Work to complete -
Copy every line of the data that includes the string "investissement".
▼▼▼
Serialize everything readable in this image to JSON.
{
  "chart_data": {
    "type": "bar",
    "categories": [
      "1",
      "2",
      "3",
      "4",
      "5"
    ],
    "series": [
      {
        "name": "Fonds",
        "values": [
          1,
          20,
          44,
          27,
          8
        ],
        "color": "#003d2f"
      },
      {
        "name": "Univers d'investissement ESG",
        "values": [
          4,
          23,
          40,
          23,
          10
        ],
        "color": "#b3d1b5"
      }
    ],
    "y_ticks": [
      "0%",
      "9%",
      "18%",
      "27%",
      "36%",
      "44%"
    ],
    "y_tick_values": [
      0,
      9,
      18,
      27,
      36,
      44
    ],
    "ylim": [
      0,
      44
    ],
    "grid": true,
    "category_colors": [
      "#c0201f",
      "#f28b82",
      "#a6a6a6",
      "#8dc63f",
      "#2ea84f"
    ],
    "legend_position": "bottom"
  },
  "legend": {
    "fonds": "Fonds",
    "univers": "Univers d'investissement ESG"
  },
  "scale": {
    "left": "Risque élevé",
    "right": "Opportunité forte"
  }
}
▲▲▲
Answer below -
        "name": "Univers d'investissement ESG",
    "univers": "Univers d'investissement ESG"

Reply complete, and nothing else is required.